■ **REQUIREMENT**
The records below are to be repeated in full, exactly as they are.
## Begin RECORDED INFORMATION
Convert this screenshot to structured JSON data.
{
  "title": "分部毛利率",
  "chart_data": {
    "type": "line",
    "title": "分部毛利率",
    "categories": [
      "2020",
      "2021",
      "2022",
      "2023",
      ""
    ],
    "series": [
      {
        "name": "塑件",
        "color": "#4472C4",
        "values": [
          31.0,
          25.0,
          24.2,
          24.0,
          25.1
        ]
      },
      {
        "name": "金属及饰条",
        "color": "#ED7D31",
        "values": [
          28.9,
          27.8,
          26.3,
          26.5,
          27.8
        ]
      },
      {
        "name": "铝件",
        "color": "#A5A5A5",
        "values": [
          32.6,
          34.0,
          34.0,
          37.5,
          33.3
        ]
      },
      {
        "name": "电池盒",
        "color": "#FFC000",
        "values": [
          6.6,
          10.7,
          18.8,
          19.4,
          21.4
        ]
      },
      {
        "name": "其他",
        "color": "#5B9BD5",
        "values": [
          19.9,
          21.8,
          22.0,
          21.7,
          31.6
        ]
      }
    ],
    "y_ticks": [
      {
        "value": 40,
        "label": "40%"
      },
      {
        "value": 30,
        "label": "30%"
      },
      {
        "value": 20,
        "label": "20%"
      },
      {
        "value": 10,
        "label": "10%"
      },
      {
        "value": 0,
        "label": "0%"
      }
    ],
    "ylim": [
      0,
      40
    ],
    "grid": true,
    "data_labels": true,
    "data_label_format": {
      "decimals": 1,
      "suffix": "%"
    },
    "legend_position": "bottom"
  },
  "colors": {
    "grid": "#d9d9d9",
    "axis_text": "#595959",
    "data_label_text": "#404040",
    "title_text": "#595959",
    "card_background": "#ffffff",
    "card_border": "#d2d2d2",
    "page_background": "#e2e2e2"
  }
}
## End RECORDED INFORMATION
■ **COMPLETE ANSWER**
Convert this screenshot to structured JSON data.
{
  "title": "分部毛利率",
  "chart_data": {
    "type": "line",
    "title": "分部毛利率",
    "categories": [
      "2020",
      "2021",
      "2022",
      "2023",
      ""
    ],
    "series": [
      {
        "name": "塑件",
        "color": "#4472C4",
        "values": [
          31.0,
          25.0,
          24.2,
          24.0,
          25.1
        ]
      },
      {
        "name": "金属及饰条",
        "color": "#ED7D31",
        "values": [
          28.9,
          27.8,
          26.3,
          26.5,
          27.8
        ]
      },
      {
        "name": "铝件",
        "color": "#A5A5A5",
        "values": [
          32.6,
          34.0,
          34.0,
          37.5,
          33.3
        ]
      },
      {
        "name": "电池盒",
        "color": "#FFC000",
        "values": [
          6.6,
          10.7,
          18.8,
          19.4,
          21.4
        ]
      },
      {
        "name": "其他",
        "color": "#5B9BD5",
        "values": [
          19.9,
          21.8,
          22.0,
          21.7,
          31.6
        ]
      }
    ],
    "y_ticks": [
      {
        "value": 40,
        "label": "40%"
      },
      {
        "value": 30,
        "label": "30%"
      },
      {
        "value": 20,
        "label": "20%"
      },
      {
        "value": 10,
        "label": "10%"
      },
      {
        "value": 0,
        "label": "0%"
      }
    ],
    "ylim": [
      0,
      40
    ],
    "grid": true,
    "data_labels": true,
    "data_label_format": {
      "decimals": 1,
      "suffix": "%"
    },
    "legend_position": "bottom"
  },
  "colors": {
    "grid": "#d9d9d9",
    "axis_text": "#595959",
    "data_label_text": "#404040",
    "title_text": "#595959",
    "card_background": "#ffffff",
    "card_border": "#d2d2d2",
    "page_background": "#e2e2e2"
  }
}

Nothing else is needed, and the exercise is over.